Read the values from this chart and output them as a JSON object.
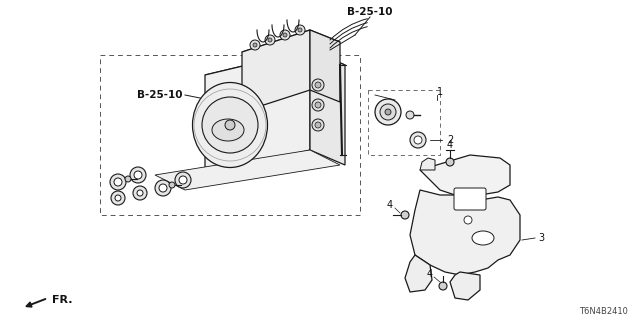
{
  "bg_color": "#ffffff",
  "label_b2510_top": "B-25-10",
  "label_b2510_left": "B-25-10",
  "label_1": "1",
  "label_2": "2",
  "label_3": "3",
  "label_4": "4",
  "fr_label": "FR.",
  "part_number": "T6N4B2410",
  "line_color": "#1a1a1a",
  "text_color": "#111111",
  "dashed_color": "#555555"
}
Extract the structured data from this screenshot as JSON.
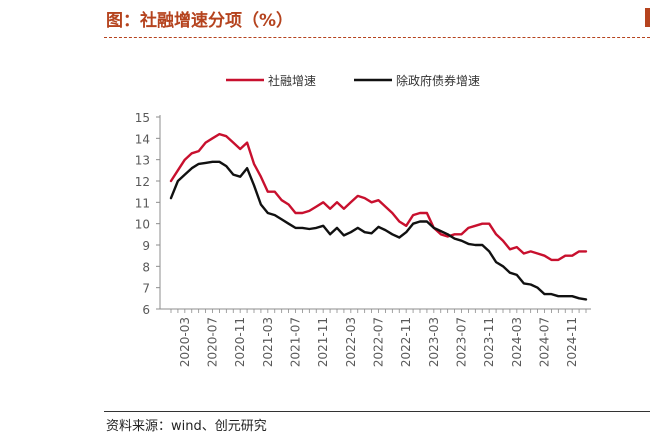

▸ STATED EXERCISE:
Each record above is to be restated exactly, with its pictures removed from the copy.

▸ TASK RESPONSE:
Read the values from this chart and output them as a JSON object.
{
  "bg_color": "#ffffff",
  "label_b2510_top": "B-25-10",
  "label_b2510_left": "B-25-10",
  "label_1": "1",
  "label_2": "2",
  "label_3": "3",
  "label_4": "4",
  "fr_label": "FR.",
  "part_number": "T6N4B2410",
  "line_color": "#1a1a1a",
  "text_color": "#111111",
  "dashed_color": "#555555"
}
Extract the structured data from this screenshot as JSON.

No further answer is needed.